* _Stated goal_:
Give all of the lines again exactly as they read.

* _Exercise materials_:

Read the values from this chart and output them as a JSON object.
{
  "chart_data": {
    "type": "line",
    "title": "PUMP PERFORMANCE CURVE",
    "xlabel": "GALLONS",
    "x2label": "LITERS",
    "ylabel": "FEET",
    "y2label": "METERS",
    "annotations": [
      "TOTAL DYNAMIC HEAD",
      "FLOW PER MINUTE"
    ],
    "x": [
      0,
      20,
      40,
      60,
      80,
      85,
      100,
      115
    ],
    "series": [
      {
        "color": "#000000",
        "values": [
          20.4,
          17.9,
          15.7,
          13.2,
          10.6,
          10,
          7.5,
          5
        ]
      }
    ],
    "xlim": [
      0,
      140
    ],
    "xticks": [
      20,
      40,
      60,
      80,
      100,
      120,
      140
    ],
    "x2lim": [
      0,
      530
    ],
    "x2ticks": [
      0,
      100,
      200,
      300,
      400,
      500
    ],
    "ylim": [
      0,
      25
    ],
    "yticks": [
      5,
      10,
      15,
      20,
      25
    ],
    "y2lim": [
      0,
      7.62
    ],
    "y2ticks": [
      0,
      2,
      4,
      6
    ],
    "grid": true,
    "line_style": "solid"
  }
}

* _Full solution_:
Read the values from this chart and output them as a JSON object.
{
  "chart_data": {
    "type": "line",
    "title": "PUMP PERFORMANCE CURVE",
    "xlabel": "GALLONS",
    "x2label": "LITERS",
    "ylabel": "FEET",
    "y2label": "METERS",
    "annotations": [
      "TOTAL DYNAMIC HEAD",
      "FLOW PER MINUTE"
    ],
    "x": [
      0,
      20,
      40,
      60,
      80,
      85,
      100,
      115
    ],
    "series": [
      {
        "color": "#000000",
        "values": [
          20.4,
          17.9,
          15.7,
          13.2,
          10.6,
          10,
          7.5,
          5
        ]
      }
    ],
    "xlim": [
      0,
      140
    ],
    "xticks": [
      20,
      40,
      60,
      80,
      100,
      120,
      140
    ],
    "x2lim": [
      0,
      530
    ],
    "x2ticks": [
      0,
      100,
      200,
      300,
      400,
      500
    ],
    "ylim": [
      0,
      25
    ],
    "yticks": [
      5,
      10,
      15,
      20,
      25
    ],
    "y2lim": [
      0,
      7.62
    ],
    "y2ticks": [
      0,
      2,
      4,
      6
    ],
    "grid": true,
    "line_style": "solid"
  }
}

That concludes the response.